— Start INPUT DATA —

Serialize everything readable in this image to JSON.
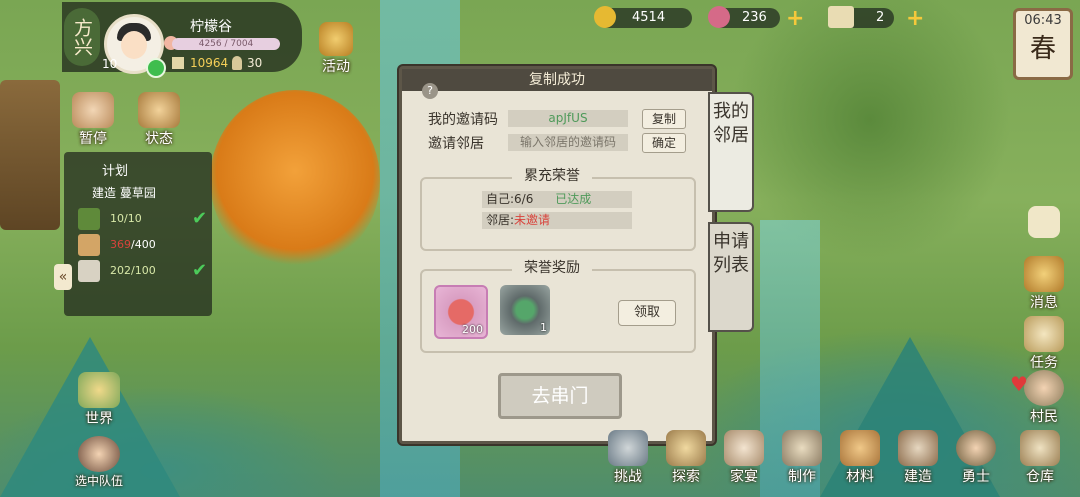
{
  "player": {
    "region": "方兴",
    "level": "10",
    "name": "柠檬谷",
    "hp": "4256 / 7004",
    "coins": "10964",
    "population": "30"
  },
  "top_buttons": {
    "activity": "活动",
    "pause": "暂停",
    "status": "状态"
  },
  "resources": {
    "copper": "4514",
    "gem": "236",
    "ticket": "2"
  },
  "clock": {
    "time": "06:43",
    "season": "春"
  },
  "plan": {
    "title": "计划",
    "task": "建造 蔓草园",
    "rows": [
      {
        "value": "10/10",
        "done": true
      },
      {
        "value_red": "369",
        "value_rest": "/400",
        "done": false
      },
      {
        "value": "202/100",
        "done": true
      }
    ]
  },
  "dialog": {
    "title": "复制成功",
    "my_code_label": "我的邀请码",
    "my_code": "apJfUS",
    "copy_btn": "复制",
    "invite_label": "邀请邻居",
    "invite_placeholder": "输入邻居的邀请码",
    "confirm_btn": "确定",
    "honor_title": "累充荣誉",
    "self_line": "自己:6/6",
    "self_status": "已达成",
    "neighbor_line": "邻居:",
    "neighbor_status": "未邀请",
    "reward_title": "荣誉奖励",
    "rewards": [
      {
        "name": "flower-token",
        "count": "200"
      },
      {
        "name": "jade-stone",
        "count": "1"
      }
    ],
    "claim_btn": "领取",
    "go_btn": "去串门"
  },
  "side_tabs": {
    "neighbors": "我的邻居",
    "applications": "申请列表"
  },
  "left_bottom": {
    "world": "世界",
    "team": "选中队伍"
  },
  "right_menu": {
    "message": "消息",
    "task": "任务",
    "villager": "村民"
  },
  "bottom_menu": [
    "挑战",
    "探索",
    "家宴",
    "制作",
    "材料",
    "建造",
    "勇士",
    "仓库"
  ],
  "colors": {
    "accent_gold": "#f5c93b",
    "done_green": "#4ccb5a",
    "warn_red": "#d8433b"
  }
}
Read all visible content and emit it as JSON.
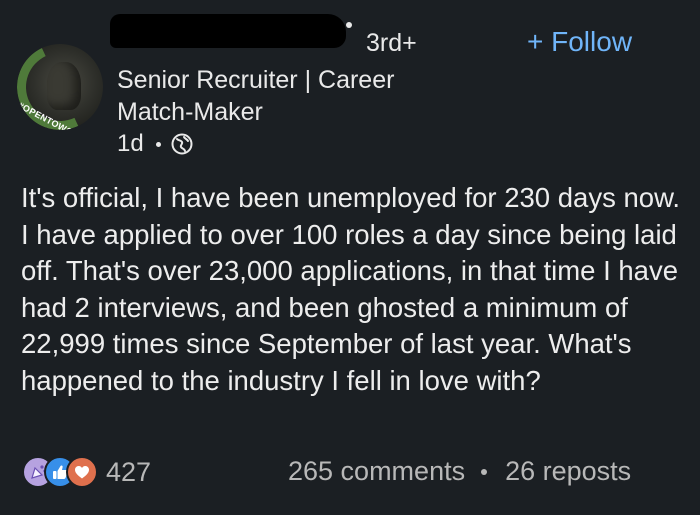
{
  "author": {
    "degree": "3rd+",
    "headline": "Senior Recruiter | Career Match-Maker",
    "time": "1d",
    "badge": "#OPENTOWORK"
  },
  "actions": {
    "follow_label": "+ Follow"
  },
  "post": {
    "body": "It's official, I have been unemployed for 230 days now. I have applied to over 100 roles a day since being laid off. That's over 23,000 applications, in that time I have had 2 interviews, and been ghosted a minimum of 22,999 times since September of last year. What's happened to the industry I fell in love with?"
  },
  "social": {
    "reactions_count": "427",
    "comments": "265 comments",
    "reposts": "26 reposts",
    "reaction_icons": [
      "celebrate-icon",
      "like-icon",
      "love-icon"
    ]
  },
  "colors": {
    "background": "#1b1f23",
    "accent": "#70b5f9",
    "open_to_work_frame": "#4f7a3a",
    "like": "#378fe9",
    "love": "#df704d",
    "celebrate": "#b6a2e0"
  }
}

— End INPUT DATA —

◆ REQUIRED TASK: Print all of the entries word for word. Omit the pictures they contain.

◆ OUTPUT BELOW:
Serialize everything readable in this image to JSON.
{
  "player": {
    "region": "方兴",
    "level": "10",
    "name": "柠檬谷",
    "hp": "4256 / 7004",
    "coins": "10964",
    "population": "30"
  },
  "top_buttons": {
    "activity": "活动",
    "pause": "暂停",
    "status": "状态"
  },
  "resources": {
    "copper": "4514",
    "gem": "236",
    "ticket": "2"
  },
  "clock": {
    "time": "06:43",
    "season": "春"
  },
  "plan": {
    "title": "计划",
    "task": "建造 蔓草园",
    "rows": [
      {
        "value": "10/10",
        "done": true
      },
      {
        "value_red": "369",
        "value_rest": "/400",
        "done": false
      },
      {
        "value": "202/100",
        "done": true
      }
    ]
  },
  "dialog": {
    "title": "复制成功",
    "my_code_label": "我的邀请码",
    "my_code": "apJfUS",
    "copy_btn": "复制",
    "invite_label": "邀请邻居",
    "invite_placeholder": "输入邻居的邀请码",
    "confirm_btn": "确定",
    "honor_title": "累充荣誉",
    "self_line": "自己:6/6",
    "self_status": "已达成",
    "neighbor_line": "邻居:",
    "neighbor_status": "未邀请",
    "reward_title": "荣誉奖励",
    "rewards": [
      {
        "name": "flower-token",
        "count": "200"
      },
      {
        "name": "jade-stone",
        "count": "1"
      }
    ],
    "claim_btn": "领取",
    "go_btn": "去串门"
  },
  "side_tabs": {
    "neighbors": "我的邻居",
    "applications": "申请列表"
  },
  "left_bottom": {
    "world": "世界",
    "team": "选中队伍"
  },
  "right_menu": {
    "message": "消息",
    "task": "任务",
    "villager": "村民"
  },
  "bottom_menu": [
    "挑战",
    "探索",
    "家宴",
    "制作",
    "材料",
    "建造",
    "勇士",
    "仓库"
  ],
  "colors": {
    "accent_gold": "#f5c93b",
    "done_green": "#4ccb5a",
    "warn_red": "#d8433b"
  }
}
Read all visible content and emit it as JSON.
{
  "author": {
    "degree": "3rd+",
    "headline": "Senior Recruiter | Career Match-Maker",
    "time": "1d",
    "badge": "#OPENTOWORK"
  },
  "actions": {
    "follow_label": "+ Follow"
  },
  "post": {
    "body": "It's official, I have been unemployed for 230 days now. I have applied to over 100 roles a day since being laid off. That's over 23,000 applications, in that time I have had 2 interviews, and been ghosted a minimum of 22,999 times since September of last year. What's happened to the industry I fell in love with?"
  },
  "social": {
    "reactions_count": "427",
    "comments": "265 comments",
    "reposts": "26 reposts",
    "reaction_icons": [
      "celebrate-icon",
      "like-icon",
      "love-icon"
    ]
  },
  "colors": {
    "background": "#1b1f23",
    "accent": "#70b5f9",
    "open_to_work_frame": "#4f7a3a",
    "like": "#378fe9",
    "love": "#df704d",
    "celebrate": "#b6a2e0"
  }
}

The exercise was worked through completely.